→ **THE PROBLEM**:
Locate the line containing "Give me a plain-text" in the data below. Reproduce it and every following line up to the end, exactly as given.

__________

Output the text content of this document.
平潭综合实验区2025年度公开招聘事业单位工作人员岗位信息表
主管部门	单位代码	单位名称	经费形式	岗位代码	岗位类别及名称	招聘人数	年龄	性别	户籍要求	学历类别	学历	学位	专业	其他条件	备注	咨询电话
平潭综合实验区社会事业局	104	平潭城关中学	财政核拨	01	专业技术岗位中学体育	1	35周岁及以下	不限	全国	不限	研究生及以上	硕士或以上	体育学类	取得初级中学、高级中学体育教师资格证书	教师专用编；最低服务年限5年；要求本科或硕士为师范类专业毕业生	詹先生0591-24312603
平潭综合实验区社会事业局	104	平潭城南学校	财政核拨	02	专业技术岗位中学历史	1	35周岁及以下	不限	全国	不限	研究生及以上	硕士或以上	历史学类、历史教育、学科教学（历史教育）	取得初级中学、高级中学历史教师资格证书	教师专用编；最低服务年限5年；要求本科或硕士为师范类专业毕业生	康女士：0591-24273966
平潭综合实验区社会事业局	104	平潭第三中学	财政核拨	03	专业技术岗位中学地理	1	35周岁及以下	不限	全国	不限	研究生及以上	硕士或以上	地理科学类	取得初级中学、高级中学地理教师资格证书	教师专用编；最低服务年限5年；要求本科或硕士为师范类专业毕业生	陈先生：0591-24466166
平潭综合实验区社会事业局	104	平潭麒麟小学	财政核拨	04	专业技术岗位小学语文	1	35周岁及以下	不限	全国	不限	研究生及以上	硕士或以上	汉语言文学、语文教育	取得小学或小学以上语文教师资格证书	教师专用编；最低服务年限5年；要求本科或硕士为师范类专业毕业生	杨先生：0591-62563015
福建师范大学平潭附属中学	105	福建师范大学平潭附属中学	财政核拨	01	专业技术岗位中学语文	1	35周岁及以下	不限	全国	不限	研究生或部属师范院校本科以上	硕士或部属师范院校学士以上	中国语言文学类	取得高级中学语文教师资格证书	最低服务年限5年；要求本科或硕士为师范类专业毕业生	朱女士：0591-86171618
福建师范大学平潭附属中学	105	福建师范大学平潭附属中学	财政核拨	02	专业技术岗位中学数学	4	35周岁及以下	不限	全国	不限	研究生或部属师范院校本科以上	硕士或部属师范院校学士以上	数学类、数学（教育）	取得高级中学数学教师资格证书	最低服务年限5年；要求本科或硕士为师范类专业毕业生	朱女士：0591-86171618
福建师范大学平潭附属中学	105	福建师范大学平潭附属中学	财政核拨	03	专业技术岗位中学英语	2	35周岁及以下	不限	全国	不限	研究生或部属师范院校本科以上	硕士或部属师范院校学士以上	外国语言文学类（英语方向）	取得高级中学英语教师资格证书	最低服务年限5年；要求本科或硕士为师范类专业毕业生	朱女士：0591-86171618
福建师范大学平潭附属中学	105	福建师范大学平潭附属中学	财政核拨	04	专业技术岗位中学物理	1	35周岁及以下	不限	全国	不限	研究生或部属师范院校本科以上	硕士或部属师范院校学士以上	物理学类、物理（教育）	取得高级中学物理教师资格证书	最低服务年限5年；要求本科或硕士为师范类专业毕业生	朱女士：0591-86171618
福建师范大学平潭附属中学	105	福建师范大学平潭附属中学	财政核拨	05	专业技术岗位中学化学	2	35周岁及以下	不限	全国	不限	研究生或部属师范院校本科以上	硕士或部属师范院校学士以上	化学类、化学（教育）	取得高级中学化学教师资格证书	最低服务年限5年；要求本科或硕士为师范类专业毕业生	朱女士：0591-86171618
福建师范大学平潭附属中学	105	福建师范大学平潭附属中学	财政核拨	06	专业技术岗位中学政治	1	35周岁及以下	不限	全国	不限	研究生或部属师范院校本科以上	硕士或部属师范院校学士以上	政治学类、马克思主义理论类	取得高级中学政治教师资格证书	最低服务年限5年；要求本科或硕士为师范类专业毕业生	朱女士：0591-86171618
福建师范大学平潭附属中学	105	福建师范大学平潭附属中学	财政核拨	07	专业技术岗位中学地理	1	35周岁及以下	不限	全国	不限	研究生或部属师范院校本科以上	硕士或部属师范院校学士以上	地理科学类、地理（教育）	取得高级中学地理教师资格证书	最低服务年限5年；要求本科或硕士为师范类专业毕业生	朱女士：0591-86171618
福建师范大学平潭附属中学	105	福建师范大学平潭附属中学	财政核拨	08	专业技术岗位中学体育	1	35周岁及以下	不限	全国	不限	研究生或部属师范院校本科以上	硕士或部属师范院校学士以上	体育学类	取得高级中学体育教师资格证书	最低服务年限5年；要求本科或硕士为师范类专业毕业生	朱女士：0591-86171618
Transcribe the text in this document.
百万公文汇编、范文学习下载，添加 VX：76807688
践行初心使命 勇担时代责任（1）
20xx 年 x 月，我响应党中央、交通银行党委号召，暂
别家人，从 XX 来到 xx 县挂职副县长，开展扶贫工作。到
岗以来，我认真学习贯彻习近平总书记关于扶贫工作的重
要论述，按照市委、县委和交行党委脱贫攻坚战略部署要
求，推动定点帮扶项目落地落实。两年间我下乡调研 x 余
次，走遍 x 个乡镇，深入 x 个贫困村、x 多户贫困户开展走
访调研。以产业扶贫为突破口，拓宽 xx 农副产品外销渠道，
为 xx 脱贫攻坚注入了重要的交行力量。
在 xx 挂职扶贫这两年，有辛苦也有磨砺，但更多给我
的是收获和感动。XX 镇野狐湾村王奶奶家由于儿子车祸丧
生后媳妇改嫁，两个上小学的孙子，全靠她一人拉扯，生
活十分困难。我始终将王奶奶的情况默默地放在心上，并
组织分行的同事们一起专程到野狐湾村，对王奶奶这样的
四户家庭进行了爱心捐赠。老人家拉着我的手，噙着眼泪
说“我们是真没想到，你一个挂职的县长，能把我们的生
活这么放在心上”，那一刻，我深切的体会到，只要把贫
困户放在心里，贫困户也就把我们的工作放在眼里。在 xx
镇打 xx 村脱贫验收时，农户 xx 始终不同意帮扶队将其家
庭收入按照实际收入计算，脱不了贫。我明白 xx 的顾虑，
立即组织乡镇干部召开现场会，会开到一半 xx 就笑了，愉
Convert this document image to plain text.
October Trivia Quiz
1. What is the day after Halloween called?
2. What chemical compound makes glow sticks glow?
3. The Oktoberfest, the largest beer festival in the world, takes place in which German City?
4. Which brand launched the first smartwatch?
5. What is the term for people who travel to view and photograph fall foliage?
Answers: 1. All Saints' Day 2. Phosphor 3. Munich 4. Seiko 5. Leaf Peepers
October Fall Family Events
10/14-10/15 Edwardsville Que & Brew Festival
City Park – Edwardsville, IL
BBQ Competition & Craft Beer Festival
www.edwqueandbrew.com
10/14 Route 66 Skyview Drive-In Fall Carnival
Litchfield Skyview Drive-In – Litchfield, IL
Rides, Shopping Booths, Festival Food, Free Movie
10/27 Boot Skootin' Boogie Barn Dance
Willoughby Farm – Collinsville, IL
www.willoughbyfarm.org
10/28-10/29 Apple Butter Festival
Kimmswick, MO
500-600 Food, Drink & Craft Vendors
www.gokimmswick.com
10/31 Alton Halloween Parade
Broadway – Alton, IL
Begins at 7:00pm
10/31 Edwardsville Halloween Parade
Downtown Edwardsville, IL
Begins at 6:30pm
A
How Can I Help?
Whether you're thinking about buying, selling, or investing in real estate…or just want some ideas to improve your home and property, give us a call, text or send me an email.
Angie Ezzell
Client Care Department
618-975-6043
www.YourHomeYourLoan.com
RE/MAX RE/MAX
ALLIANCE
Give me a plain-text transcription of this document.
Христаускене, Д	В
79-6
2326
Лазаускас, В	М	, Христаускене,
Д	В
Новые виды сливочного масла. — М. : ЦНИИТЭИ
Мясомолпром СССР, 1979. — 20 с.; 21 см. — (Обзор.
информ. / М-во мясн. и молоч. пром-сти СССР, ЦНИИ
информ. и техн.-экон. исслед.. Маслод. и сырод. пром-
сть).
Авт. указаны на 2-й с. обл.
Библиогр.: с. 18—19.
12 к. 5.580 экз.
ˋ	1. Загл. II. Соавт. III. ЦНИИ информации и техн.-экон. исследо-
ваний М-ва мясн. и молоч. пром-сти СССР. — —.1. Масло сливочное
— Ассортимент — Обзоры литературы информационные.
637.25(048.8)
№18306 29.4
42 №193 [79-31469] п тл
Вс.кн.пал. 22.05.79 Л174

__________

→ **RESPONSE BELOW**:
Give me a plain-text transcription of this document.
Христаускене, Д	В
79-6
2326
Лазаускас, В	М	, Христаускене,
Д	В
Новые виды сливочного масла. — М. : ЦНИИТЭИ
Мясомолпром СССР, 1979. — 20 с.; 21 см. — (Обзор.
информ. / М-во мясн. и молоч. пром-сти СССР, ЦНИИ
информ. и техн.-экон. исслед.. Маслод. и сырод. пром-
сть).
Авт. указаны на 2-й с. обл.
Библиогр.: с. 18—19.
12 к. 5.580 экз.
ˋ	1. Загл. II. Соавт. III. ЦНИИ информации и техн.-экон. исследо-
ваний М-ва мясн. и молоч. пром-сти СССР. — —.1. Масло сливочное
— Ассортимент — Обзоры литературы информационные.
637.25(048.8)
№18306 29.4
42 №193 [79-31469] п тл
Вс.кн.пал. 22.05.79 Л174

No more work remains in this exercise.